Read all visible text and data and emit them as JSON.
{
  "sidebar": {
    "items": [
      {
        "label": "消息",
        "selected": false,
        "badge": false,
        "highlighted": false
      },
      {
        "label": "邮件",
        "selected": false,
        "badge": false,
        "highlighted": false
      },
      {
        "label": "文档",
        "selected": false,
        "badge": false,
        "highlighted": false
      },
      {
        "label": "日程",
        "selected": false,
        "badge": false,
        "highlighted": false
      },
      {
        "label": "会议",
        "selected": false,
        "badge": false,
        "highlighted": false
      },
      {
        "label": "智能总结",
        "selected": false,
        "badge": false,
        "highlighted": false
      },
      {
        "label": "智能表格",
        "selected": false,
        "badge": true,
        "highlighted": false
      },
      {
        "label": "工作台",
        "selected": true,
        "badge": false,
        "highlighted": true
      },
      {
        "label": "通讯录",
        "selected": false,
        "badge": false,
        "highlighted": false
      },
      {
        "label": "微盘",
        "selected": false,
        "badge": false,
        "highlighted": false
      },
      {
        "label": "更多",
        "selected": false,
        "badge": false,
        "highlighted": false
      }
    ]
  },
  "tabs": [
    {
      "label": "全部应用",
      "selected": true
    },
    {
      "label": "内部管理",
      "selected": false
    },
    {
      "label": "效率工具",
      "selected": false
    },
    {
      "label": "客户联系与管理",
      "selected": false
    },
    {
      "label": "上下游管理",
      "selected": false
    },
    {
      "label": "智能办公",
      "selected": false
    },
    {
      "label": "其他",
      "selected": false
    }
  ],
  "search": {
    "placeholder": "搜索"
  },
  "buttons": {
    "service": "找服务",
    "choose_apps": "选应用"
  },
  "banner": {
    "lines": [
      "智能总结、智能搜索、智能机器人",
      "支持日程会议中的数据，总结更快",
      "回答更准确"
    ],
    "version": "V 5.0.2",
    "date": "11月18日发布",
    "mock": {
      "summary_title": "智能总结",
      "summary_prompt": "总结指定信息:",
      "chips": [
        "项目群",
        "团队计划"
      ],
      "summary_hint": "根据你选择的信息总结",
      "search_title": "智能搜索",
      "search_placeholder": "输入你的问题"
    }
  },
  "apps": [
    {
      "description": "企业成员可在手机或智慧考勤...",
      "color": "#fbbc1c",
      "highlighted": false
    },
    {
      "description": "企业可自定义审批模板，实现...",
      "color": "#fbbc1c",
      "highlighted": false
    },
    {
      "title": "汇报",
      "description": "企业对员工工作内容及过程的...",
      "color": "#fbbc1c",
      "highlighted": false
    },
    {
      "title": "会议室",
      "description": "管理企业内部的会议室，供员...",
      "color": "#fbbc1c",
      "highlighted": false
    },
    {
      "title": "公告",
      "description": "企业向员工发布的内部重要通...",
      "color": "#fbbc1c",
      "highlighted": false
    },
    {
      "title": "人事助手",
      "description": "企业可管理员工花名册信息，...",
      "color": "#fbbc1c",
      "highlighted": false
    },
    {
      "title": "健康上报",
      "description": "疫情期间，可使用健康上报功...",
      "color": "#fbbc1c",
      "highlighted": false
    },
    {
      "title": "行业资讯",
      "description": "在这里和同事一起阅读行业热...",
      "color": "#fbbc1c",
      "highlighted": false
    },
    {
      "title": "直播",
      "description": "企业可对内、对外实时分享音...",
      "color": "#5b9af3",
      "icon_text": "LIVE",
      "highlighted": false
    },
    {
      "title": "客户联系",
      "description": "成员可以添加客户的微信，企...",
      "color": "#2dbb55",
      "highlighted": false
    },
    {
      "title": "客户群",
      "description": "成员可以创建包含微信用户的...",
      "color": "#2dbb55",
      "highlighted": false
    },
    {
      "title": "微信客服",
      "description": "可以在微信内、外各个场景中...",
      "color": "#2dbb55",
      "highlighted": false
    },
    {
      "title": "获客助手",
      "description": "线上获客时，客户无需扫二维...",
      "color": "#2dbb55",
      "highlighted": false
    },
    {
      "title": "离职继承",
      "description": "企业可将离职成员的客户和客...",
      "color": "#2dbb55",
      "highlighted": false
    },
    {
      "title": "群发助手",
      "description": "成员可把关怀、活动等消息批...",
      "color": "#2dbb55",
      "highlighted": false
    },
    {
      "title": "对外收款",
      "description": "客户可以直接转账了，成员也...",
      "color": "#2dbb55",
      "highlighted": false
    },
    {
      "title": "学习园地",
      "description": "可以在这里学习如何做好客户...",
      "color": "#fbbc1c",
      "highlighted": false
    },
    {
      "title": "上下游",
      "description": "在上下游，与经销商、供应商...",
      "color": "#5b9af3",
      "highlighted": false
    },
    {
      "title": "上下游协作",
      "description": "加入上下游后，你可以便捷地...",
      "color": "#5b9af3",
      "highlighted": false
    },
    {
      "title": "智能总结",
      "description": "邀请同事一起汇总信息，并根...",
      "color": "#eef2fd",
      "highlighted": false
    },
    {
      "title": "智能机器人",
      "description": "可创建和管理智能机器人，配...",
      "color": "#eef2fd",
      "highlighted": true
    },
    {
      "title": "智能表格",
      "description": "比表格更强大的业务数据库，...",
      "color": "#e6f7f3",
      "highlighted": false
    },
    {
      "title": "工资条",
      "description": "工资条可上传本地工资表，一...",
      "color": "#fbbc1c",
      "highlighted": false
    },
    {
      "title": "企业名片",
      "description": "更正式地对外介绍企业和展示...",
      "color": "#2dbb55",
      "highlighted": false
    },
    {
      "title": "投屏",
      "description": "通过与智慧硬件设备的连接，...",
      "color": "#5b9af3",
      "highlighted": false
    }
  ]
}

────────

*WHAT IS EXPECTED*
Write out all the entries exactly.

*ANSWER IN FULL*
Read all visible text and data and emit them as JSON.
{
  "sidebar": {
    "items": [
      {
        "label": "消息",
        "selected": false,
        "badge": false,
        "highlighted": false
      },
      {
        "label": "邮件",
        "selected": false,
        "badge": false,
        "highlighted": false
      },
      {
        "label": "文档",
        "selected": false,
        "badge": false,
        "highlighted": false
      },
      {
        "label": "日程",
        "selected": false,
        "badge": false,
        "highlighted": false
      },
      {
        "label": "会议",
        "selected": false,
        "badge": false,
        "highlighted": false
      },
      {
        "label": "智能总结",
        "selected": false,
        "badge": false,
        "highlighted": false
      },
      {
        "label": "智能表格",
        "selected": false,
        "badge": true,
        "highlighted": false
      },
      {
        "label": "工作台",
        "selected": true,
        "badge": false,
        "highlighted": true
      },
      {
        "label": "通讯录",
        "selected": false,
        "badge": false,
        "highlighted": false
      },
      {
        "label": "微盘",
        "selected": false,
        "badge": false,
        "highlighted": false
      },
      {
        "label": "更多",
        "selected": false,
        "badge": false,
        "highlighted": false
      }
    ]
  },
  "tabs": [
    {
      "label": "全部应用",
      "selected": true
    },
    {
      "label": "内部管理",
      "selected": false
    },
    {
      "label": "效率工具",
      "selected": false
    },
    {
      "label": "客户联系与管理",
      "selected": false
    },
    {
      "label": "上下游管理",
      "selected": false
    },
    {
      "label": "智能办公",
      "selected": false
    },
    {
      "label": "其他",
      "selected": false
    }
  ],
  "search": {
    "placeholder": "搜索"
  },
  "buttons": {
    "service": "找服务",
    "choose_apps": "选应用"
  },
  "banner": {
    "lines": [
      "智能总结、智能搜索、智能机器人",
      "支持日程会议中的数据，总结更快",
      "回答更准确"
    ],
    "version": "V 5.0.2",
    "date": "11月18日发布",
    "mock": {
      "summary_title": "智能总结",
      "summary_prompt": "总结指定信息:",
      "chips": [
        "项目群",
        "团队计划"
      ],
      "summary_hint": "根据你选择的信息总结",
      "search_title": "智能搜索",
      "search_placeholder": "输入你的问题"
    }
  },
  "apps": [
    {
      "description": "企业成员可在手机或智慧考勤...",
      "color": "#fbbc1c",
      "highlighted": false
    },
    {
      "description": "企业可自定义审批模板，实现...",
      "color": "#fbbc1c",
      "highlighted": false
    },
    {
      "title": "汇报",
      "description": "企业对员工工作内容及过程的...",
      "color": "#fbbc1c",
      "highlighted": false
    },
    {
      "title": "会议室",
      "description": "管理企业内部的会议室，供员...",
      "color": "#fbbc1c",
      "highlighted": false
    },
    {
      "title": "公告",
      "description": "企业向员工发布的内部重要通...",
      "color": "#fbbc1c",
      "highlighted": false
    },
    {
      "title": "人事助手",
      "description": "企业可管理员工花名册信息，...",
      "color": "#fbbc1c",
      "highlighted": false
    },
    {
      "title": "健康上报",
      "description": "疫情期间，可使用健康上报功...",
      "color": "#fbbc1c",
      "highlighted": false
    },
    {
      "title": "行业资讯",
      "description": "在这里和同事一起阅读行业热...",
      "color": "#fbbc1c",
      "highlighted": false
    },
    {
      "title": "直播",
      "description": "企业可对内、对外实时分享音...",
      "color": "#5b9af3",
      "icon_text": "LIVE",
      "highlighted": false
    },
    {
      "title": "客户联系",
      "description": "成员可以添加客户的微信，企...",
      "color": "#2dbb55",
      "highlighted": false
    },
    {
      "title": "客户群",
      "description": "成员可以创建包含微信用户的...",
      "color": "#2dbb55",
      "highlighted": false
    },
    {
      "title": "微信客服",
      "description": "可以在微信内、外各个场景中...",
      "color": "#2dbb55",
      "highlighted": false
    },
    {
      "title": "获客助手",
      "description": "线上获客时，客户无需扫二维...",
      "color": "#2dbb55",
      "highlighted": false
    },
    {
      "title": "离职继承",
      "description": "企业可将离职成员的客户和客...",
      "color": "#2dbb55",
      "highlighted": false
    },
    {
      "title": "群发助手",
      "description": "成员可把关怀、活动等消息批...",
      "color": "#2dbb55",
      "highlighted": false
    },
    {
      "title": "对外收款",
      "description": "客户可以直接转账了，成员也...",
      "color": "#2dbb55",
      "highlighted": false
    },
    {
      "title": "学习园地",
      "description": "可以在这里学习如何做好客户...",
      "color": "#fbbc1c",
      "highlighted": false
    },
    {
      "title": "上下游",
      "description": "在上下游，与经销商、供应商...",
      "color": "#5b9af3",
      "highlighted": false
    },
    {
      "title": "上下游协作",
      "description": "加入上下游后，你可以便捷地...",
      "color": "#5b9af3",
      "highlighted": false
    },
    {
      "title": "智能总结",
      "description": "邀请同事一起汇总信息，并根...",
      "color": "#eef2fd",
      "highlighted": false
    },
    {
      "title": "智能机器人",
      "description": "可创建和管理智能机器人，配...",
      "color": "#eef2fd",
      "highlighted": true
    },
    {
      "title": "智能表格",
      "description": "比表格更强大的业务数据库，...",
      "color": "#e6f7f3",
      "highlighted": false
    },
    {
      "title": "工资条",
      "description": "工资条可上传本地工资表，一...",
      "color": "#fbbc1c",
      "highlighted": false
    },
    {
      "title": "企业名片",
      "description": "更正式地对外介绍企业和展示...",
      "color": "#2dbb55",
      "highlighted": false
    },
    {
      "title": "投屏",
      "description": "通过与智慧硬件设备的连接，...",
      "color": "#5b9af3",
      "highlighted": false
    }
  ]
}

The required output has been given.